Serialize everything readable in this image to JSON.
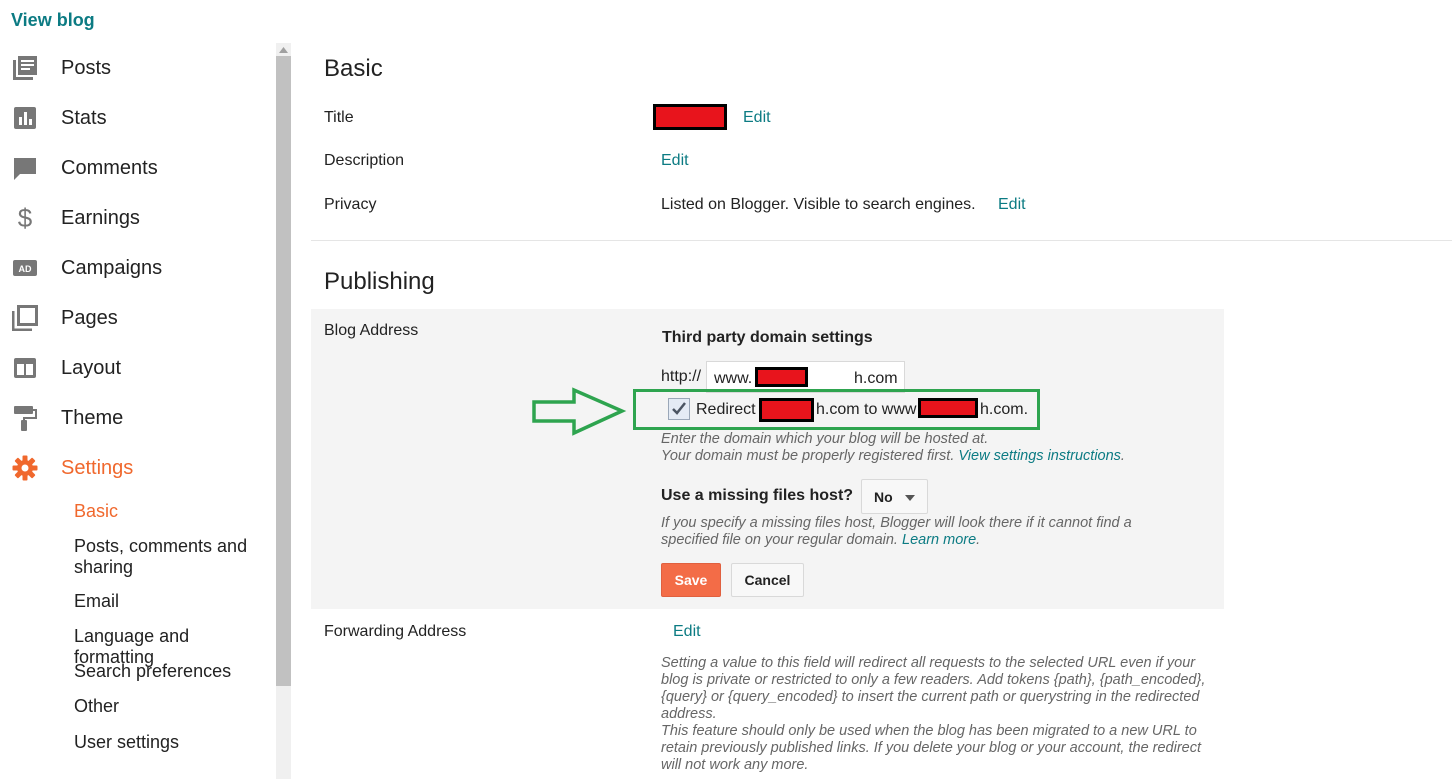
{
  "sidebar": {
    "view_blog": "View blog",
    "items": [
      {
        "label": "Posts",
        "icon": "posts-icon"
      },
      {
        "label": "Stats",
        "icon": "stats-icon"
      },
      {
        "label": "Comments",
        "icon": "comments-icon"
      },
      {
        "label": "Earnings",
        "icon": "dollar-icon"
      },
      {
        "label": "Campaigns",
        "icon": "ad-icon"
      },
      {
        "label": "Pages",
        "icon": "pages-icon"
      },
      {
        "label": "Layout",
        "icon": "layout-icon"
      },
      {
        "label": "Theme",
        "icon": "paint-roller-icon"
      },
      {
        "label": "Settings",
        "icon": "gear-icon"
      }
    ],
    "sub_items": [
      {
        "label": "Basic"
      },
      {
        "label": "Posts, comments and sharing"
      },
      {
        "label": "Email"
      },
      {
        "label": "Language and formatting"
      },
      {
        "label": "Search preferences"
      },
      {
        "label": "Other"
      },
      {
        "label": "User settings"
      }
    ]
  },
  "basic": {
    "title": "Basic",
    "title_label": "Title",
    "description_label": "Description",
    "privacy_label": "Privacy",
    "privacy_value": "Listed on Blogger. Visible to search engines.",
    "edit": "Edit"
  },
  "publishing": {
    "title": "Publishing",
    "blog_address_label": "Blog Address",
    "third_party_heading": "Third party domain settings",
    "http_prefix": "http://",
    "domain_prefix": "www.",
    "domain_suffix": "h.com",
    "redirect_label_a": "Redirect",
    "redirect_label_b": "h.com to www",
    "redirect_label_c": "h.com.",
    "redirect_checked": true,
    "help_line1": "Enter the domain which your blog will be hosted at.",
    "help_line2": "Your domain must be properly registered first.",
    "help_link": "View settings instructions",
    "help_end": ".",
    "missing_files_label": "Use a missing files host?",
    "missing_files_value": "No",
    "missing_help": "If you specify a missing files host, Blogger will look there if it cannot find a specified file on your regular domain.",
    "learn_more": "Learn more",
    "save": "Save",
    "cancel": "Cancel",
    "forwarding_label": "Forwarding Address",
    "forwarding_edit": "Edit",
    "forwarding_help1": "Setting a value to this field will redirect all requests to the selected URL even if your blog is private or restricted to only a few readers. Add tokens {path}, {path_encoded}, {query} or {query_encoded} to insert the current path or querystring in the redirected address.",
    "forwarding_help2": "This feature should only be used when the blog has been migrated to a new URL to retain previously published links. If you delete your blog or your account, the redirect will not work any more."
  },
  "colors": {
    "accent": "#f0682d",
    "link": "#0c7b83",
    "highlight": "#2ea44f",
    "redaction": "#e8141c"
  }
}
....
Reproduce the material in full, word for word, and omit the pictures.

Serialize everything readable in this image to JSON.
{
  "sidebar": {
    "view_blog": "View blog",
    "items": [
      {
        "label": "Posts",
        "icon": "posts-icon"
      },
      {
        "label": "Stats",
        "icon": "stats-icon"
      },
      {
        "label": "Comments",
        "icon": "comments-icon"
      },
      {
        "label": "Earnings",
        "icon": "dollar-icon"
      },
      {
        "label": "Campaigns",
        "icon": "ad-icon"
      },
      {
        "label": "Pages",
        "icon": "pages-icon"
      },
      {
        "label": "Layout",
        "icon": "layout-icon"
      },
      {
        "label": "Theme",
        "icon": "paint-roller-icon"
      },
      {
        "label": "Settings",
        "icon": "gear-icon"
      }
    ],
    "sub_items": [
      {
        "label": "Basic"
      },
      {
        "label": "Posts, comments and sharing"
      },
      {
        "label": "Email"
      },
      {
        "label": "Language and formatting"
      },
      {
        "label": "Search preferences"
      },
      {
        "label": "Other"
      },
      {
        "label": "User settings"
      }
    ]
  },
  "basic": {
    "title": "Basic",
    "title_label": "Title",
    "description_label": "Description",
    "privacy_label": "Privacy",
    "privacy_value": "Listed on Blogger. Visible to search engines.",
    "edit": "Edit"
  },
  "publishing": {
    "title": "Publishing",
    "blog_address_label": "Blog Address",
    "third_party_heading": "Third party domain settings",
    "http_prefix": "http://",
    "domain_prefix": "www.",
    "domain_suffix": "h.com",
    "redirect_label_a": "Redirect",
    "redirect_label_b": "h.com to www",
    "redirect_label_c": "h.com.",
    "redirect_checked": true,
    "help_line1": "Enter the domain which your blog will be hosted at.",
    "help_line2": "Your domain must be properly registered first.",
    "help_link": "View settings instructions",
    "help_end": ".",
    "missing_files_label": "Use a missing files host?",
    "missing_files_value": "No",
    "missing_help": "If you specify a missing files host, Blogger will look there if it cannot find a specified file on your regular domain.",
    "learn_more": "Learn more",
    "save": "Save",
    "cancel": "Cancel",
    "forwarding_label": "Forwarding Address",
    "forwarding_edit": "Edit",
    "forwarding_help1": "Setting a value to this field will redirect all requests to the selected URL even if your blog is private or restricted to only a few readers. Add tokens {path}, {path_encoded}, {query} or {query_encoded} to insert the current path or querystring in the redirected address.",
    "forwarding_help2": "This feature should only be used when the blog has been migrated to a new URL to retain previously published links. If you delete your blog or your account, the redirect will not work any more."
  },
  "colors": {
    "accent": "#f0682d",
    "link": "#0c7b83",
    "highlight": "#2ea44f",
    "redaction": "#e8141c"
  }
}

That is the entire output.